*WHAT YOU SHOULD DO*:
Do not carry the pictures over; copy every other part of the entries exactly.

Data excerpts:
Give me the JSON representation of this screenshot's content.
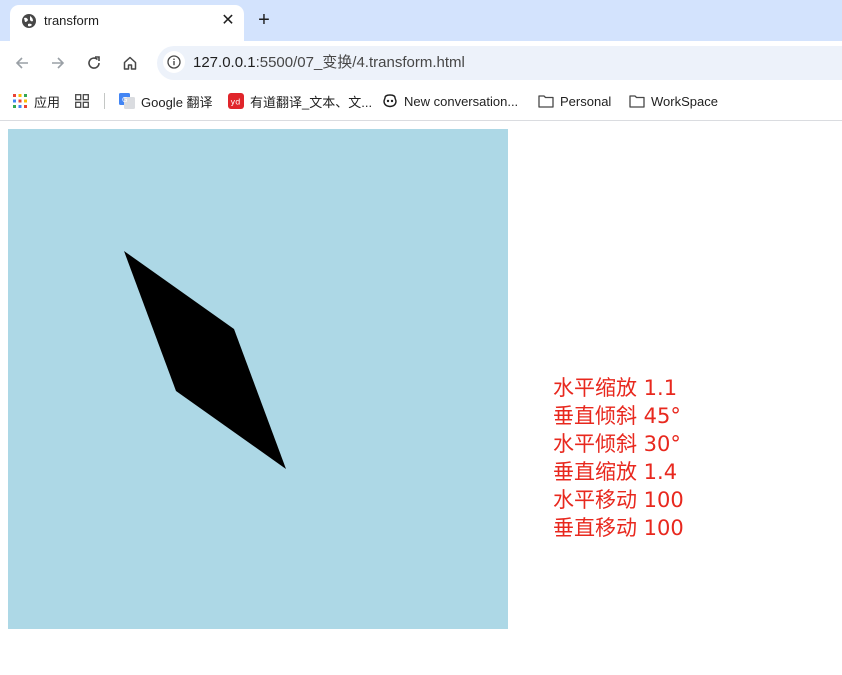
{
  "browser": {
    "tab": {
      "title": "transform",
      "close_glyph": "✕"
    },
    "new_tab_glyph": "+",
    "address": {
      "host": "127.0.0.1",
      "path": ":5500/07_变换/4.transform.html"
    },
    "bookmarks": [
      {
        "label": "应用",
        "icon": "apps-grid-icon"
      },
      {
        "label": "",
        "icon": "tab-groups-icon"
      },
      {
        "label": "Google 翻译",
        "icon": "google-translate-icon"
      },
      {
        "label": "有道翻译_文本、文...",
        "icon": "youdao-icon"
      },
      {
        "label": "New conversation...",
        "icon": "copilot-icon"
      },
      {
        "label": "Personal",
        "icon": "folder-icon"
      },
      {
        "label": "WorkSpace",
        "icon": "folder-icon"
      }
    ]
  },
  "page": {
    "stage_color": "#add8e6",
    "shape_color": "#000000",
    "label_color": "#e8281e",
    "labels": [
      "水平缩放 1.1",
      "垂直倾斜 45°",
      "水平倾斜 30°",
      "垂直缩放 1.4",
      "水平移动 100",
      "垂直移动 100"
    ]
  }
}
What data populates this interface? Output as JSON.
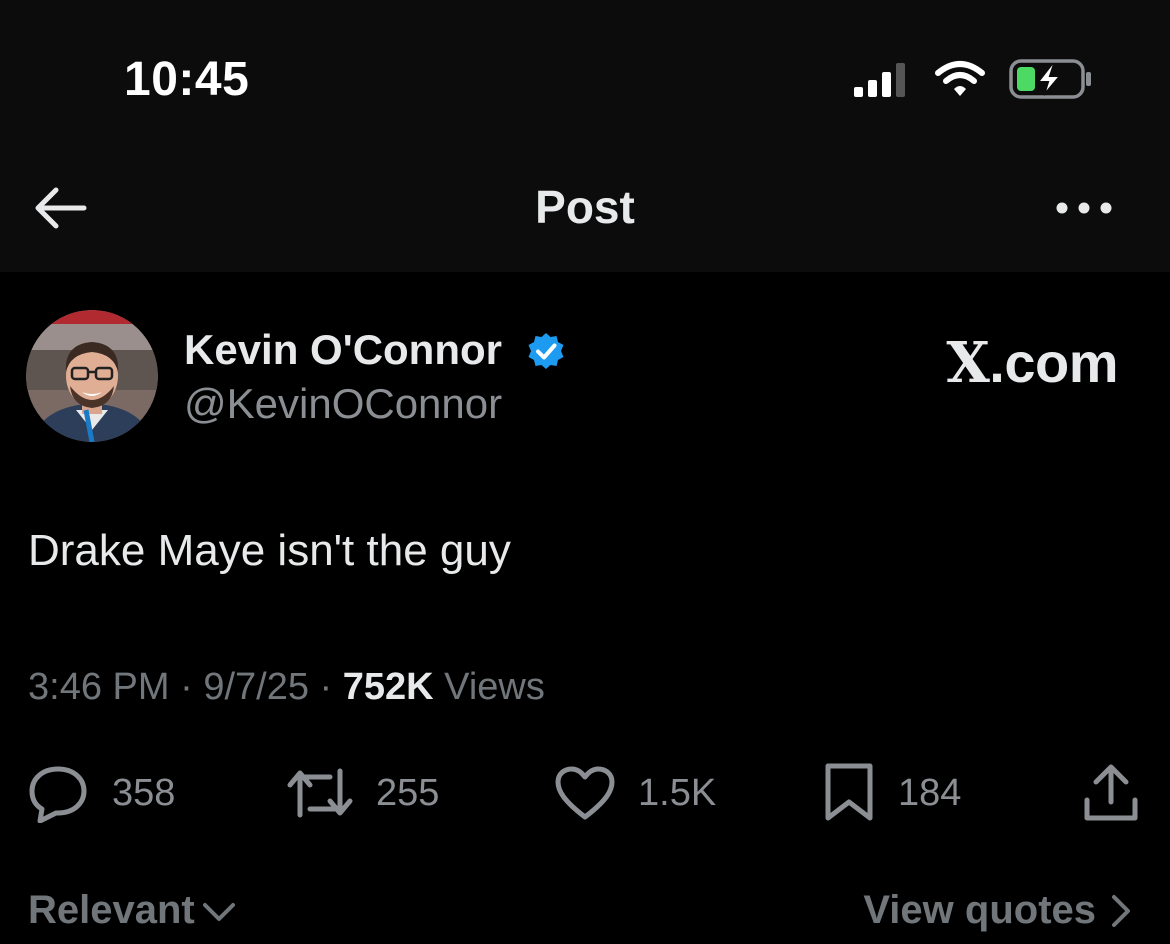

*RESPONSE*:
Give me the JSON representation of this screenshot's content.
{
  "browser": {
    "tab": {
      "title": "transform",
      "close_glyph": "✕"
    },
    "new_tab_glyph": "+",
    "address": {
      "host": "127.0.0.1",
      "path": ":5500/07_变换/4.transform.html"
    },
    "bookmarks": [
      {
        "label": "应用",
        "icon": "apps-grid-icon"
      },
      {
        "label": "",
        "icon": "tab-groups-icon"
      },
      {
        "label": "Google 翻译",
        "icon": "google-translate-icon"
      },
      {
        "label": "有道翻译_文本、文...",
        "icon": "youdao-icon"
      },
      {
        "label": "New conversation...",
        "icon": "copilot-icon"
      },
      {
        "label": "Personal",
        "icon": "folder-icon"
      },
      {
        "label": "WorkSpace",
        "icon": "folder-icon"
      }
    ]
  },
  "page": {
    "stage_color": "#add8e6",
    "shape_color": "#000000",
    "label_color": "#e8281e",
    "labels": [
      "水平缩放 1.1",
      "垂直倾斜 45°",
      "水平倾斜 30°",
      "垂直缩放 1.4",
      "水平移动 100",
      "垂直移动 100"
    ]
  }
}
What data populates this interface? Output as JSON.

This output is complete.